#### Given instruction
Lift out all lines below that contain "tdry".

----- Data entries -----

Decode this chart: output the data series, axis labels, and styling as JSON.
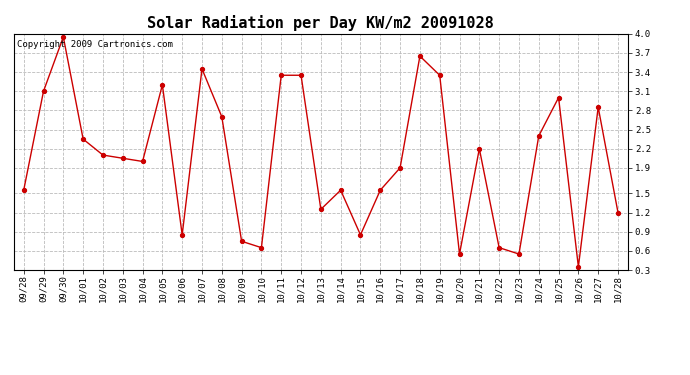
{
  "title": "Solar Radiation per Day KW/m2 20091028",
  "copyright": "Copyright 2009 Cartronics.com",
  "dates": [
    "09/28",
    "09/29",
    "09/30",
    "10/01",
    "10/02",
    "10/03",
    "10/04",
    "10/05",
    "10/06",
    "10/07",
    "10/08",
    "10/09",
    "10/10",
    "10/11",
    "10/12",
    "10/13",
    "10/14",
    "10/15",
    "10/16",
    "10/17",
    "10/18",
    "10/19",
    "10/20",
    "10/21",
    "10/22",
    "10/23",
    "10/24",
    "10/25",
    "10/26",
    "10/27",
    "10/28"
  ],
  "values": [
    1.55,
    3.1,
    3.95,
    2.35,
    2.1,
    2.05,
    2.0,
    3.2,
    0.85,
    3.45,
    2.7,
    0.75,
    0.65,
    3.35,
    3.35,
    1.25,
    1.55,
    0.85,
    1.55,
    1.9,
    3.65,
    3.35,
    0.55,
    2.2,
    0.65,
    0.55,
    2.4,
    3.0,
    0.35,
    2.85,
    1.2
  ],
  "line_color": "#cc0000",
  "marker": "o",
  "marker_size": 3,
  "marker_color": "#cc0000",
  "ylim": [
    0.3,
    4.0
  ],
  "yticks": [
    0.3,
    0.6,
    0.9,
    1.2,
    1.5,
    1.9,
    2.2,
    2.5,
    2.8,
    3.1,
    3.4,
    3.7,
    4.0
  ],
  "grid_color": "#bbbbbb",
  "grid_style": "--",
  "bg_color": "#ffffff",
  "title_fontsize": 11,
  "tick_fontsize": 6.5,
  "copyright_fontsize": 6.5
}
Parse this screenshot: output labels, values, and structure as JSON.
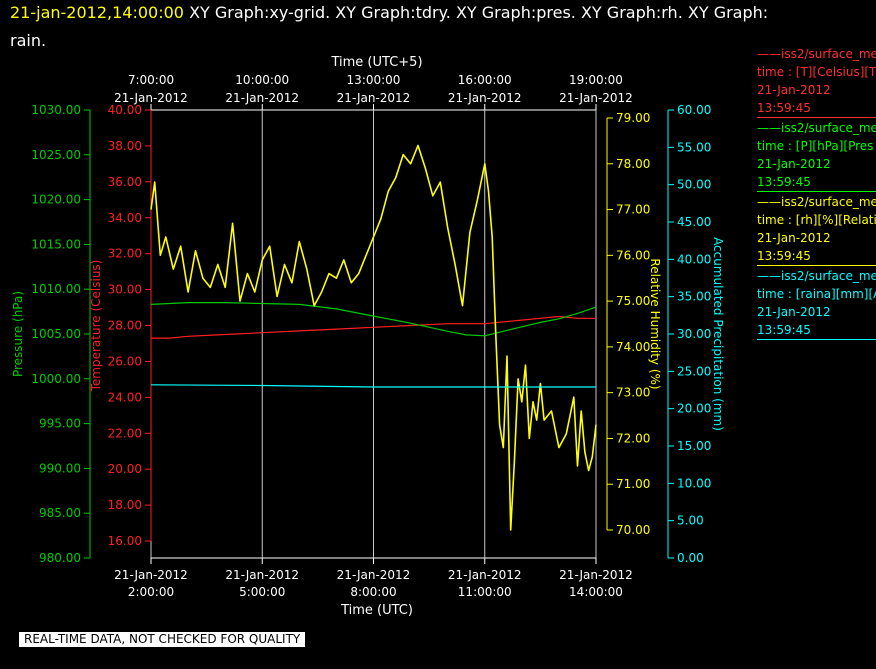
{
  "header": {
    "timestamp": "21-jan-2012,14:00:00",
    "rest_line1": "XY Graph:xy-grid.  XY Graph:tdry.  XY Graph:pres.  XY Graph:rh.  XY Graph:",
    "line2": "rain."
  },
  "footer": {
    "quality_note": "REAL-TIME DATA, NOT CHECKED FOR QUALITY"
  },
  "legend": [
    {
      "name": "——iss2/surface_me",
      "variable": "time : [T][Celsius][T",
      "date": "21-Jan-2012",
      "time": "13:59:45",
      "color": "#ff3030"
    },
    {
      "name": "——iss2/surface_me",
      "variable": "time : [P][hPa][Pres",
      "date": "21-Jan-2012",
      "time": "13:59:45",
      "color": "#00ff00"
    },
    {
      "name": "——iss2/surface_me",
      "variable": "time : [rh][%][Relati",
      "date": "21-Jan-2012",
      "time": "13:59:45",
      "color": "#ffff00"
    },
    {
      "name": "——iss2/surface_me",
      "variable": "time : [raina][mm][A",
      "date": "21-Jan-2012",
      "time": "13:59:45",
      "color": "#00ffff"
    }
  ],
  "chart_data": {
    "type": "line",
    "grid": true,
    "x_axis_bottom": {
      "label": "Time (UTC)",
      "range": [
        "2012-01-21 02:00",
        "2012-01-21 14:00"
      ],
      "ticks": [
        {
          "date": "21-Jan-2012",
          "time": "2:00:00"
        },
        {
          "date": "21-Jan-2012",
          "time": "5:00:00"
        },
        {
          "date": "21-Jan-2012",
          "time": "8:00:00"
        },
        {
          "date": "21-Jan-2012",
          "time": "11:00:00"
        },
        {
          "date": "21-Jan-2012",
          "time": "14:00:00"
        }
      ]
    },
    "x_axis_top": {
      "label": "Time (UTC+5)",
      "ticks": [
        {
          "date": "21-Jan-2012",
          "time": "7:00:00"
        },
        {
          "date": "21-Jan-2012",
          "time": "10:00:00"
        },
        {
          "date": "21-Jan-2012",
          "time": "13:00:00"
        },
        {
          "date": "21-Jan-2012",
          "time": "16:00:00"
        },
        {
          "date": "21-Jan-2012",
          "time": "19:00:00"
        }
      ]
    },
    "y_axes": [
      {
        "id": "pres",
        "label": "Pressure (hPa)",
        "color": "#00cc00",
        "range": [
          980,
          1030
        ],
        "ticks": [
          "980.00",
          "985.00",
          "990.00",
          "995.00",
          "1000.00",
          "1005.00",
          "1010.00",
          "1015.00",
          "1020.00",
          "1025.00",
          "1030.00"
        ]
      },
      {
        "id": "tdry",
        "label": "Temperature (Celsius)",
        "color": "#ff2020",
        "range": [
          15,
          40
        ],
        "ticks": [
          "16.00",
          "18.00",
          "20.00",
          "22.00",
          "24.00",
          "26.00",
          "28.00",
          "30.00",
          "32.00",
          "34.00",
          "36.00",
          "38.00",
          "40.00"
        ]
      },
      {
        "id": "rh",
        "label": "Relative Humidity (%)",
        "color": "#ffff00",
        "range": [
          69.6,
          79.4
        ],
        "ticks": [
          "70.00",
          "71.00",
          "72.00",
          "73.00",
          "74.00",
          "75.00",
          "76.00",
          "77.00",
          "78.00",
          "79.00"
        ]
      },
      {
        "id": "rain",
        "label": "Accumulated Precipitation (mm)",
        "color": "#00ffff",
        "range": [
          0,
          60
        ],
        "ticks": [
          "0.00",
          "5.00",
          "10.00",
          "15.00",
          "20.00",
          "25.00",
          "30.00",
          "35.00",
          "40.00",
          "45.00",
          "50.00",
          "55.00",
          "60.00"
        ]
      }
    ],
    "series": [
      {
        "axis": "tdry",
        "color": "#ff2020",
        "x_hours": [
          2,
          2.5,
          3,
          4,
          5,
          6,
          7,
          8,
          9,
          10,
          11,
          12,
          12.5,
          13,
          13.5,
          14
        ],
        "y": [
          27.3,
          27.3,
          27.4,
          27.5,
          27.6,
          27.7,
          27.8,
          27.9,
          28.0,
          28.1,
          28.1,
          28.3,
          28.4,
          28.5,
          28.4,
          28.4
        ]
      },
      {
        "axis": "pres",
        "color": "#00cc00",
        "x_hours": [
          2,
          3,
          4,
          5,
          6,
          7,
          8,
          9,
          10,
          10.5,
          11,
          11.5,
          12,
          12.5,
          13,
          13.5,
          14
        ],
        "y": [
          1008.3,
          1008.5,
          1008.5,
          1008.4,
          1008.3,
          1007.8,
          1007.0,
          1006.2,
          1005.3,
          1004.9,
          1004.8,
          1005.3,
          1005.8,
          1006.3,
          1006.7,
          1007.3,
          1008.0
        ]
      },
      {
        "axis": "rh",
        "color": "#ffff00",
        "x_hours": [
          2,
          2.1,
          2.25,
          2.4,
          2.6,
          2.8,
          3.0,
          3.2,
          3.4,
          3.6,
          3.8,
          4.0,
          4.2,
          4.4,
          4.6,
          4.8,
          5.0,
          5.2,
          5.4,
          5.6,
          5.8,
          6.0,
          6.2,
          6.4,
          6.6,
          6.8,
          7.0,
          7.2,
          7.4,
          7.6,
          7.8,
          8.0,
          8.2,
          8.4,
          8.6,
          8.8,
          9.0,
          9.2,
          9.4,
          9.6,
          9.8,
          10.0,
          10.2,
          10.4,
          10.6,
          10.8,
          11.0,
          11.1,
          11.2,
          11.3,
          11.4,
          11.5,
          11.6,
          11.7,
          11.8,
          11.9,
          12.0,
          12.1,
          12.2,
          12.3,
          12.4,
          12.5,
          12.6,
          12.8,
          13.0,
          13.2,
          13.4,
          13.5,
          13.6,
          13.7,
          13.8,
          13.9,
          14.0
        ],
        "y": [
          77.0,
          77.6,
          76.0,
          76.4,
          75.7,
          76.2,
          75.2,
          76.1,
          75.5,
          75.3,
          75.8,
          75.3,
          76.7,
          75.0,
          75.6,
          75.2,
          75.9,
          76.2,
          75.1,
          75.8,
          75.4,
          76.3,
          75.7,
          74.9,
          75.2,
          75.6,
          75.5,
          75.9,
          75.4,
          75.6,
          76.0,
          76.4,
          76.8,
          77.4,
          77.7,
          78.2,
          78.0,
          78.4,
          77.9,
          77.3,
          77.6,
          76.6,
          75.8,
          74.9,
          76.5,
          77.2,
          78.0,
          77.4,
          76.4,
          74.2,
          72.3,
          71.8,
          73.8,
          70.0,
          71.5,
          73.3,
          72.8,
          73.6,
          72.0,
          72.8,
          72.4,
          73.2,
          72.4,
          72.6,
          71.8,
          72.1,
          72.9,
          71.4,
          72.6,
          71.7,
          71.3,
          71.6,
          72.3
        ]
      },
      {
        "axis": "rain",
        "color": "#00ffff",
        "x_hours": [
          2,
          5,
          8,
          11,
          14
        ],
        "y": [
          23.2,
          23.1,
          22.9,
          22.9,
          22.9
        ]
      }
    ]
  }
}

-----

#### Full output
    "rest_line1": "XY Graph:xy-grid.  XY Graph:tdry.  XY Graph:pres.  XY Graph:rh.  XY Graph:",
        "id": "tdry",
        "axis": "tdry",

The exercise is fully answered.